■ TASK DETAILS
Scan the entries below. List each line with "Turn".

[Start]

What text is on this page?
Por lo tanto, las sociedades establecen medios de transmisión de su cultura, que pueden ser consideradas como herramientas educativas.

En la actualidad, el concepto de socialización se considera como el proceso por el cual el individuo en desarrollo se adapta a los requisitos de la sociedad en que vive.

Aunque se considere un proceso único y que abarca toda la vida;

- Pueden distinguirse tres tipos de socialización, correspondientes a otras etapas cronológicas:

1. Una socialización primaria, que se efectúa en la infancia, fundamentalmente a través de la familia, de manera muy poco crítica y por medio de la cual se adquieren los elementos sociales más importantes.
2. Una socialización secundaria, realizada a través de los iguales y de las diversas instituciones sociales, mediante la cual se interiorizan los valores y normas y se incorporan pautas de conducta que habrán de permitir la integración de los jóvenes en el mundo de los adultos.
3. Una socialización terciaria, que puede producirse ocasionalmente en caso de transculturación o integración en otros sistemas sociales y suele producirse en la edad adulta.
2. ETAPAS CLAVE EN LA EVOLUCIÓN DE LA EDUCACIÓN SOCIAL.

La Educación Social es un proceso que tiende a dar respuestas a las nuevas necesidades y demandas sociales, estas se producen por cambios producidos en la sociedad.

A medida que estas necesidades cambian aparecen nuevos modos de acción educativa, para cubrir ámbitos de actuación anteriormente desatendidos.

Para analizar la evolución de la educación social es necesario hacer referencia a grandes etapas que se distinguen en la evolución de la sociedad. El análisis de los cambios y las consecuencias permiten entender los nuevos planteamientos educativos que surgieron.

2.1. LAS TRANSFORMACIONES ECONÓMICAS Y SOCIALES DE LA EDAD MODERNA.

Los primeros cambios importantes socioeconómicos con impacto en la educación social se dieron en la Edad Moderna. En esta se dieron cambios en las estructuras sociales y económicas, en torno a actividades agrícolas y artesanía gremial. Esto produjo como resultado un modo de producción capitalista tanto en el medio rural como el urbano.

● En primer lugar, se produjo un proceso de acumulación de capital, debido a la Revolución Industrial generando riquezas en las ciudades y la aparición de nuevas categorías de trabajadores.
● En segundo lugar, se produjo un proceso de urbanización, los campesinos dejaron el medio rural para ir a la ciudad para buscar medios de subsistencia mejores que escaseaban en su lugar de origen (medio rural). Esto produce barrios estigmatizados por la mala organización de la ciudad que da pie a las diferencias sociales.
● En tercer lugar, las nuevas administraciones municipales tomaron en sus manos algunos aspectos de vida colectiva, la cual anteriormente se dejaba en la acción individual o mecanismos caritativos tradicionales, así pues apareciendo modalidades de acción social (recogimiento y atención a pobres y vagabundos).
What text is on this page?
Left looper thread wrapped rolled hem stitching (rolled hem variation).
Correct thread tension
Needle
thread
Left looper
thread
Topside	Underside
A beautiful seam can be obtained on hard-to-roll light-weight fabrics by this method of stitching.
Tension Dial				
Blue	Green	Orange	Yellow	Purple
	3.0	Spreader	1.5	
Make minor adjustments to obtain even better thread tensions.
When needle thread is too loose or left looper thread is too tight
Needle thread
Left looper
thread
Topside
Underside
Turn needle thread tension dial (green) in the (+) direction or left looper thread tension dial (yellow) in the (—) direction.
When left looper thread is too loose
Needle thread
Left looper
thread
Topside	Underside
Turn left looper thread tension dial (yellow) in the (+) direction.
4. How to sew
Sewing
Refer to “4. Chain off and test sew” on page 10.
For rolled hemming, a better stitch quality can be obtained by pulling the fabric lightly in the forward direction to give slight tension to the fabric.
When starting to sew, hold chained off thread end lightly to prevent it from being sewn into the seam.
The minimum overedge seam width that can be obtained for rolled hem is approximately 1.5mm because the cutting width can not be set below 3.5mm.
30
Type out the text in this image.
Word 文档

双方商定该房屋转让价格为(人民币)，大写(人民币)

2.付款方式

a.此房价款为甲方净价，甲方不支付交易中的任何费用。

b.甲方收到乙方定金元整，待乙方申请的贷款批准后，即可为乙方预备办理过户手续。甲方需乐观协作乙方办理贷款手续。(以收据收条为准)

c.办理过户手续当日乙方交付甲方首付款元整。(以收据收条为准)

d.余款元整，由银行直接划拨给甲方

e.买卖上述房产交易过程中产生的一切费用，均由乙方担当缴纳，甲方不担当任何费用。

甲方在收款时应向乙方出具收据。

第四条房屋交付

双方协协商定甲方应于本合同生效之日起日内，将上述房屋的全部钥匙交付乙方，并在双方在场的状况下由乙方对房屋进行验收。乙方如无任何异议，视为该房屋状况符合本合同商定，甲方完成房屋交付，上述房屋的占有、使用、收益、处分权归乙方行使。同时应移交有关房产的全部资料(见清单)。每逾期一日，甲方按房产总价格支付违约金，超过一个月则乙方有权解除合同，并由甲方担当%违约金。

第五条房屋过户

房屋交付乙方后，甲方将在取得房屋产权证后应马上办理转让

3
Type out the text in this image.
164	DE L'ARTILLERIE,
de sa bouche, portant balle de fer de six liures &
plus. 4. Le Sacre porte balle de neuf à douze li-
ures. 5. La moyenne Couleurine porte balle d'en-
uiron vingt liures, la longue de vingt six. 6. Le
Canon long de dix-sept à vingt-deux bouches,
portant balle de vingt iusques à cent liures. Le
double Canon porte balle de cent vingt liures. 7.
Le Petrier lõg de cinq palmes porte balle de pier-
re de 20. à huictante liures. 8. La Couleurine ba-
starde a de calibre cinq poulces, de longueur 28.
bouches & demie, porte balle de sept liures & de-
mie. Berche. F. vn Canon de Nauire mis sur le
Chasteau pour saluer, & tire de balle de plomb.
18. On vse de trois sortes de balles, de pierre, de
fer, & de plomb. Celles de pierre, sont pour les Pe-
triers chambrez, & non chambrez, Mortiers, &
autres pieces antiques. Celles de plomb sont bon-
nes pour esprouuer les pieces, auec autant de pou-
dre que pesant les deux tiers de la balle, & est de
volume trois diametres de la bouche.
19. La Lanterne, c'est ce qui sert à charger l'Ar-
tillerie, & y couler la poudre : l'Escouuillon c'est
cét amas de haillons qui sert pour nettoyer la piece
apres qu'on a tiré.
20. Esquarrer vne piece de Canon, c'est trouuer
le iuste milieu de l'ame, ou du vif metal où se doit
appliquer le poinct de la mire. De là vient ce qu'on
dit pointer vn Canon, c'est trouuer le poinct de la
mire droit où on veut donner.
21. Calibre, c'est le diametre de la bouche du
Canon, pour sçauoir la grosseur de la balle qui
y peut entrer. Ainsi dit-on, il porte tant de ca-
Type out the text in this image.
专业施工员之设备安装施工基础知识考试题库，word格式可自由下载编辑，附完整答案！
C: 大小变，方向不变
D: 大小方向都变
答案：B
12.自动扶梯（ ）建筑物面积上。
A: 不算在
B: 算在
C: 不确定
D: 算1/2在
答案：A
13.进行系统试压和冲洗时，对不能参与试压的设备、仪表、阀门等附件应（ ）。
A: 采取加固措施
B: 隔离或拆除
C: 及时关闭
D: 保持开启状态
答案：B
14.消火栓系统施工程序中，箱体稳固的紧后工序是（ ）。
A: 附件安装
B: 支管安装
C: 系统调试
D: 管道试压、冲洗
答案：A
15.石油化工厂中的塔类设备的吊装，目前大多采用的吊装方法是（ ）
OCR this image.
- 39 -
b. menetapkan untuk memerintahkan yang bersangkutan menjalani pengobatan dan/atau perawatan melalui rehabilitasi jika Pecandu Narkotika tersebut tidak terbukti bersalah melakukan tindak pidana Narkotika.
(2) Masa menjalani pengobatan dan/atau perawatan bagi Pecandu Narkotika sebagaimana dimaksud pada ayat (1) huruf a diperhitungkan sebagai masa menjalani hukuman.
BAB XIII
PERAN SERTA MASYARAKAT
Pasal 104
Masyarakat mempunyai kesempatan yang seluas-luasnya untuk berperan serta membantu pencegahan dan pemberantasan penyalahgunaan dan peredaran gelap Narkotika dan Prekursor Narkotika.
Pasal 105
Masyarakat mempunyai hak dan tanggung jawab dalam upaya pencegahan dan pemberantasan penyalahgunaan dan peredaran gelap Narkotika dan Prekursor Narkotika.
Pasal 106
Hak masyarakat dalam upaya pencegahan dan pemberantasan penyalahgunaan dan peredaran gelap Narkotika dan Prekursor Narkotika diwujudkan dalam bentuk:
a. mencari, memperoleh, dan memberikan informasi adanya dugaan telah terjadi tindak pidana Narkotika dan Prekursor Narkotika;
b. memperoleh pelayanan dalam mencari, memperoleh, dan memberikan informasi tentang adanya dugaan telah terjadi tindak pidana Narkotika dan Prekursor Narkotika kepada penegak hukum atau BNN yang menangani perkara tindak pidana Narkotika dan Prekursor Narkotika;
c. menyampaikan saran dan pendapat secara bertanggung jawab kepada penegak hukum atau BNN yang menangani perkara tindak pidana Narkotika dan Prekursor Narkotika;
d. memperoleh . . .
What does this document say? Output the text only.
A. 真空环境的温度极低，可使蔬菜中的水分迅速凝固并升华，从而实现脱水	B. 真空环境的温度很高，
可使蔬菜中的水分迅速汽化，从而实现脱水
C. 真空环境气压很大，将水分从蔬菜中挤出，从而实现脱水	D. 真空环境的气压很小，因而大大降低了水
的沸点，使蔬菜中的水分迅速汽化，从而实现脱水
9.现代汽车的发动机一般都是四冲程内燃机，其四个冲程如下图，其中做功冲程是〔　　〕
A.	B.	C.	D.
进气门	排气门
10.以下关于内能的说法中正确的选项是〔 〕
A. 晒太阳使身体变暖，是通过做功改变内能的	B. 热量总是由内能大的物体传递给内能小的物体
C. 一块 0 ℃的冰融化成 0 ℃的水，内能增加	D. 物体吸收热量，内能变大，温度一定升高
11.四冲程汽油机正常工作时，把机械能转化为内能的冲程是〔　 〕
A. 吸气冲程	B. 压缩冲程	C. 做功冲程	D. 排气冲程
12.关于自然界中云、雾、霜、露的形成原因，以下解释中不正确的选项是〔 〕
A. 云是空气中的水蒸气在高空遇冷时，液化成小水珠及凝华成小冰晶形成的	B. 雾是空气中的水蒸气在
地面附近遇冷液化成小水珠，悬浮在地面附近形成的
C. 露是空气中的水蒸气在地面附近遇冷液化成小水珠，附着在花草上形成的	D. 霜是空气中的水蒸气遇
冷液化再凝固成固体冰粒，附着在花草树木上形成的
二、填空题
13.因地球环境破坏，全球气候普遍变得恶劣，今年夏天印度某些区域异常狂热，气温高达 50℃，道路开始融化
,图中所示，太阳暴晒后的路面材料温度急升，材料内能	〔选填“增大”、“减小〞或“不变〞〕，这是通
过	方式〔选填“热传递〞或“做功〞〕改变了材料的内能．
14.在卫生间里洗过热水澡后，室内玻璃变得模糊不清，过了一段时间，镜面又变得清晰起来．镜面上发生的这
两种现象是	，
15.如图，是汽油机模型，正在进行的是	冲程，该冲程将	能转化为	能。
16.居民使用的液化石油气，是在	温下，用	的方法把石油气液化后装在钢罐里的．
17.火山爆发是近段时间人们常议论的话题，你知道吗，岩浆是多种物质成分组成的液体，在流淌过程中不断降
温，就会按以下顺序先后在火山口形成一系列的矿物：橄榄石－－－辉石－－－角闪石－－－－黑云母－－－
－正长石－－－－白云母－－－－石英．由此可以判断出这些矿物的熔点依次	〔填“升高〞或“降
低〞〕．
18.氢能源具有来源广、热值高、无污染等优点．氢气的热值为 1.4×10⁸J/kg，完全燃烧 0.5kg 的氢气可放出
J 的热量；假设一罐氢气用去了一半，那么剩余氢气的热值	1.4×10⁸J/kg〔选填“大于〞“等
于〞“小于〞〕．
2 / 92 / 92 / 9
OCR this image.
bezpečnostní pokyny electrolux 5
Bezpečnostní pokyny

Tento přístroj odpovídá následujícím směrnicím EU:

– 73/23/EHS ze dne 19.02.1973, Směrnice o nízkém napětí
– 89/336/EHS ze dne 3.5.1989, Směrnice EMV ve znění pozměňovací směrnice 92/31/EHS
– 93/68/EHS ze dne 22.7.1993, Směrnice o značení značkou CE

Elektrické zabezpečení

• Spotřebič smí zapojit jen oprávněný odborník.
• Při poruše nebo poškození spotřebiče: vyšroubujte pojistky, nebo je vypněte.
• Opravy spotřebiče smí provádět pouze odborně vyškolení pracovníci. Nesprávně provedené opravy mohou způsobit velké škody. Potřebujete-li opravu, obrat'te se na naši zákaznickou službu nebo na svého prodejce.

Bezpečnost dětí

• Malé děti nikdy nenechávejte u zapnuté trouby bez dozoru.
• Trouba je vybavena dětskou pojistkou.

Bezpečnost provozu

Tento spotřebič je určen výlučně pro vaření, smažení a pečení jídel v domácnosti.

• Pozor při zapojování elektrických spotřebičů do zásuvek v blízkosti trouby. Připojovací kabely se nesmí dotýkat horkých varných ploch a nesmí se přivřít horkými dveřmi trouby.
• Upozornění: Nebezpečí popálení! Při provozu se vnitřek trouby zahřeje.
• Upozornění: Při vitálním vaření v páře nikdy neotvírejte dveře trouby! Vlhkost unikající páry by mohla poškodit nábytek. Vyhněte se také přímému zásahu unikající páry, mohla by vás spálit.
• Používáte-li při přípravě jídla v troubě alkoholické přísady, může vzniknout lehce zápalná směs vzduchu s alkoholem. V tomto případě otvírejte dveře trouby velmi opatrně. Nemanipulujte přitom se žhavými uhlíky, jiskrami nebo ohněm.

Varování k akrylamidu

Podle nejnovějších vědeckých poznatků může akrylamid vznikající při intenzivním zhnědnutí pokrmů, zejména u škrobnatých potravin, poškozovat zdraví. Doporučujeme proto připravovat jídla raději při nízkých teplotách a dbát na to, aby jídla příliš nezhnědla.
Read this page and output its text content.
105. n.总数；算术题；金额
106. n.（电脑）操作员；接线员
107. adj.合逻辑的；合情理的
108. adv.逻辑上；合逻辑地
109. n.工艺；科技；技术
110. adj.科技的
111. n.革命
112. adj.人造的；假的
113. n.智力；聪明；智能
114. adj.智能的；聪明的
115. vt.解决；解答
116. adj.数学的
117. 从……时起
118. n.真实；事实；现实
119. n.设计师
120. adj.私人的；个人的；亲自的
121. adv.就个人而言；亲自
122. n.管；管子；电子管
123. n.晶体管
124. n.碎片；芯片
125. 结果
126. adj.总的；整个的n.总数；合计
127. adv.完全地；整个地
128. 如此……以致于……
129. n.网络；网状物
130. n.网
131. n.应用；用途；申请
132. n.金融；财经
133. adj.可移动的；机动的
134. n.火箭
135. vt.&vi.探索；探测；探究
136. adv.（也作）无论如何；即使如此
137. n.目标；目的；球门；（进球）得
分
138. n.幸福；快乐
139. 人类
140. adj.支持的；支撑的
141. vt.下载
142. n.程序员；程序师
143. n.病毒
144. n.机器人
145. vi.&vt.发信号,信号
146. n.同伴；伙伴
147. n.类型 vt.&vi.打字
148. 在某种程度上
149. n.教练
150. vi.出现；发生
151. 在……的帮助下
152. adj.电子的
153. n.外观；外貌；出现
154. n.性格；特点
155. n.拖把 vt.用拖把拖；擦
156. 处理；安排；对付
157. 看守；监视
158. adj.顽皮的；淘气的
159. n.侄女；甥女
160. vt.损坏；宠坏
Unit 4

[End]

■ TASK OUTPUT
Turn needle thread tension dial (green) in the (+) direction or left looper thread tension dial (yellow) in the (—) direction.
Turn left looper thread tension dial (yellow) in the (+) direction.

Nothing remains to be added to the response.